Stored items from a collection

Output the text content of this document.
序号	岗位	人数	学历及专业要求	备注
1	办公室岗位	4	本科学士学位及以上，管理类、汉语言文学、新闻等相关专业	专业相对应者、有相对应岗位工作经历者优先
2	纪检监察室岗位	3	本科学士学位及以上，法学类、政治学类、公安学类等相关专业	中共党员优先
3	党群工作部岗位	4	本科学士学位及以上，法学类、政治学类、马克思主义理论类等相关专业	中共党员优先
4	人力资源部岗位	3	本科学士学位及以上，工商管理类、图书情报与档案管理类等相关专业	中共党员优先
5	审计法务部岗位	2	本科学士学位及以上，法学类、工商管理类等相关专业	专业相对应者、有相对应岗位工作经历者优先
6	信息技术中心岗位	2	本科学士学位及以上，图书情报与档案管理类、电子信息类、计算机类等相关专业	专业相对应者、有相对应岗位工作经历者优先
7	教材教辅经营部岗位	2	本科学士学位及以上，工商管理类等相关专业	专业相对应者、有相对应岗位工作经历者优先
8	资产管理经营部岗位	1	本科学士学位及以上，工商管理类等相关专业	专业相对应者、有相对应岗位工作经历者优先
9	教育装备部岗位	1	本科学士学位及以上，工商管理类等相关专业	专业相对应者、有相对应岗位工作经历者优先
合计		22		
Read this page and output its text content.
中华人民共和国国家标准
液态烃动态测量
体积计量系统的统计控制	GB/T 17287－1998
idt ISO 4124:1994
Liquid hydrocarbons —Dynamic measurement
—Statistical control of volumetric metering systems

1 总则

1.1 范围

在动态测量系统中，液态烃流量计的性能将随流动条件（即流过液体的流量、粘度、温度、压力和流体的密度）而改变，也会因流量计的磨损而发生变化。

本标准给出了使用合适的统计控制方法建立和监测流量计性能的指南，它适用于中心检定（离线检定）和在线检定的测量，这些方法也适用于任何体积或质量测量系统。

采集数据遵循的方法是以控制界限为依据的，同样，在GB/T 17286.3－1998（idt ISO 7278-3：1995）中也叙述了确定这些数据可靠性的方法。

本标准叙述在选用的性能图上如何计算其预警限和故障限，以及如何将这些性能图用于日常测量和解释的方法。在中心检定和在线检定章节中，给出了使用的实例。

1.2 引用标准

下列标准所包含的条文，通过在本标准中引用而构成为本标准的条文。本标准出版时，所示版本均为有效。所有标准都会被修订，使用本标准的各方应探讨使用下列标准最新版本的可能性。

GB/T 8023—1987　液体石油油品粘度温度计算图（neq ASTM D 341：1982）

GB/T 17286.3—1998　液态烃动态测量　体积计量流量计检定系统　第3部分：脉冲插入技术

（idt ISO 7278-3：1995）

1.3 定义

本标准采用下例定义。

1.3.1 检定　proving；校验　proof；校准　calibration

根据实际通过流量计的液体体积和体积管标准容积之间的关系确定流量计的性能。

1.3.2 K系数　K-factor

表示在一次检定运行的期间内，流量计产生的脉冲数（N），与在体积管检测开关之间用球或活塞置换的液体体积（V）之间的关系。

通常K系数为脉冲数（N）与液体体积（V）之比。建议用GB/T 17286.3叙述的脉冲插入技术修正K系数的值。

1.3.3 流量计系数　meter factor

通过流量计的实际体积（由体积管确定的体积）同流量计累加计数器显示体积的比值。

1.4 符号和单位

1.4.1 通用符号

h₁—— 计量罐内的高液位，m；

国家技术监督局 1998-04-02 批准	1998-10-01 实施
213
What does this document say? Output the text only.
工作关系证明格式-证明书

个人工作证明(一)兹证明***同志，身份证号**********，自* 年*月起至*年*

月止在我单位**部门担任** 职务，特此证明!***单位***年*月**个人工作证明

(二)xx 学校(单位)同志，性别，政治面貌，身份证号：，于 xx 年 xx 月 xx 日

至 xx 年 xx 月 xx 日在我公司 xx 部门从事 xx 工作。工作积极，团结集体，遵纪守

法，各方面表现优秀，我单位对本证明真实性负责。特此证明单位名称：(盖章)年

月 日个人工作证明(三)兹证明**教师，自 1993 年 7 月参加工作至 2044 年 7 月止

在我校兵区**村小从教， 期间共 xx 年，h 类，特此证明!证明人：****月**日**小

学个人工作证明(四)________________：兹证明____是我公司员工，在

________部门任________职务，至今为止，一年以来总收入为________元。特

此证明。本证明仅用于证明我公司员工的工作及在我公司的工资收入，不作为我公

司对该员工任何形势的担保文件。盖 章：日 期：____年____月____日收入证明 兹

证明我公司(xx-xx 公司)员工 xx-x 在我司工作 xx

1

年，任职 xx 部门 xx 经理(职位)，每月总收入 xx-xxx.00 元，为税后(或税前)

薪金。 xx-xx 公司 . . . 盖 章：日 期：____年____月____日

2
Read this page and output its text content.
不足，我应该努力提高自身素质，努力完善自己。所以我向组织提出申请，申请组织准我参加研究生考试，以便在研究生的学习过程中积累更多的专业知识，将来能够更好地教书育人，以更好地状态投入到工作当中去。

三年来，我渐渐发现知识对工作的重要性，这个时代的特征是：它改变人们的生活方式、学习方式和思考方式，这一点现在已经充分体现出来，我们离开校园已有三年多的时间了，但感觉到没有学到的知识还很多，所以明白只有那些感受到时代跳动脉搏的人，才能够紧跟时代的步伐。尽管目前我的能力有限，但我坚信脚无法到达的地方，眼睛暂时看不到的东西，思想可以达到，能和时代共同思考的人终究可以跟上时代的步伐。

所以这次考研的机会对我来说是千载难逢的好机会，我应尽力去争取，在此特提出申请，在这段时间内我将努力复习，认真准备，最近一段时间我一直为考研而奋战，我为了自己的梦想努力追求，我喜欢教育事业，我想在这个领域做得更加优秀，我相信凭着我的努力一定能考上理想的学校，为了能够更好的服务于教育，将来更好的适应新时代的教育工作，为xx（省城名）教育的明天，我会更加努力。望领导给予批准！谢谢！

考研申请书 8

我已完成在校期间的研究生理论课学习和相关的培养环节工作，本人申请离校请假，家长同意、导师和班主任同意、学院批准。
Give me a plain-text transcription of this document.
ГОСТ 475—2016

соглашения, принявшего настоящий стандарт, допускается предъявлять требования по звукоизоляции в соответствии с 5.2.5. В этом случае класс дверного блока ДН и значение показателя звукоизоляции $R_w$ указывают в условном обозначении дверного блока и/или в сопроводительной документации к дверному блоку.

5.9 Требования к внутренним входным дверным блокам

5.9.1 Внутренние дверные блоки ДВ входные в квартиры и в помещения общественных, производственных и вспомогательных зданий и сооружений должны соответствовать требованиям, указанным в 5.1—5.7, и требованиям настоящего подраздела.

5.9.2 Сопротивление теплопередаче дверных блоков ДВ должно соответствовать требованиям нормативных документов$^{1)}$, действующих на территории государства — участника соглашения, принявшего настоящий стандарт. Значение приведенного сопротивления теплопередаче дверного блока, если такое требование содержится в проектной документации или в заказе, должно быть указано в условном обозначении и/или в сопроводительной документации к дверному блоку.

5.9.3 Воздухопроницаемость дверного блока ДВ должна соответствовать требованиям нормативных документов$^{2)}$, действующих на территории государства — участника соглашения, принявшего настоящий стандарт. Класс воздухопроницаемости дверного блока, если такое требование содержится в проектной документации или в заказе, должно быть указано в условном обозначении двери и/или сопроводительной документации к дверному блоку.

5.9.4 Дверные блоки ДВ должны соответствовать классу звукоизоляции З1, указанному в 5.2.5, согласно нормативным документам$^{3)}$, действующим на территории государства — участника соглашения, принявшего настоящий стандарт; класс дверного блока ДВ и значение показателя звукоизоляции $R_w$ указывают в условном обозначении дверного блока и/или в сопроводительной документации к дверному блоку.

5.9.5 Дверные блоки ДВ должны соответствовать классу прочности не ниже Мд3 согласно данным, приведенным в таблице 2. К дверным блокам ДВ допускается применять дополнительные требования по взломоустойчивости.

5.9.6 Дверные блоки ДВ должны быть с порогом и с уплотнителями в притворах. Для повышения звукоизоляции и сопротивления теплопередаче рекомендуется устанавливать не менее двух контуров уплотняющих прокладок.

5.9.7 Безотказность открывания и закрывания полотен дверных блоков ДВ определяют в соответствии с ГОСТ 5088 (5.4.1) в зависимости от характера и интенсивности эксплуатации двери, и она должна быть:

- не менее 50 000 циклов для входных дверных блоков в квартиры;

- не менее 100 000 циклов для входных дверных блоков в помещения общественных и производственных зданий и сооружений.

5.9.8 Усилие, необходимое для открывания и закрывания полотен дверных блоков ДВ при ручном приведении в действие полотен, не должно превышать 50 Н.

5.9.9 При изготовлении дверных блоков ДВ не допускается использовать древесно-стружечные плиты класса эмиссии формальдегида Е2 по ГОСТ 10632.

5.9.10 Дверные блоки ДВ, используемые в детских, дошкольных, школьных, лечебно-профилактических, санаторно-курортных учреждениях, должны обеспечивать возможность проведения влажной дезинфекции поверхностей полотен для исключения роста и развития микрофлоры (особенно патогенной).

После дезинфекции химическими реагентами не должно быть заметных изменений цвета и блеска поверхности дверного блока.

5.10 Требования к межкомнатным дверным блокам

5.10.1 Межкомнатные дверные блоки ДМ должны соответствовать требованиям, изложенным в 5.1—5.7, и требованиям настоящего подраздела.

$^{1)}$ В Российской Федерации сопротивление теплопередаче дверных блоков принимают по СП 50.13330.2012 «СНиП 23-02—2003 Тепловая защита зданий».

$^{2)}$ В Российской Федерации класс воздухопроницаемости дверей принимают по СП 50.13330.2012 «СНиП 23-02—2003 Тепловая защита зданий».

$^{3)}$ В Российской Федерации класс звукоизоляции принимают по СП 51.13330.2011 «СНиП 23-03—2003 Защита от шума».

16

> **EXERCISE DESCRIPTION**: Extract all lines that hold the word "document".

> **FINISHED EXERCISE**:
Output the text content of this document.
What does this document say? Output the text only.
Give me a plain-text transcription of this document.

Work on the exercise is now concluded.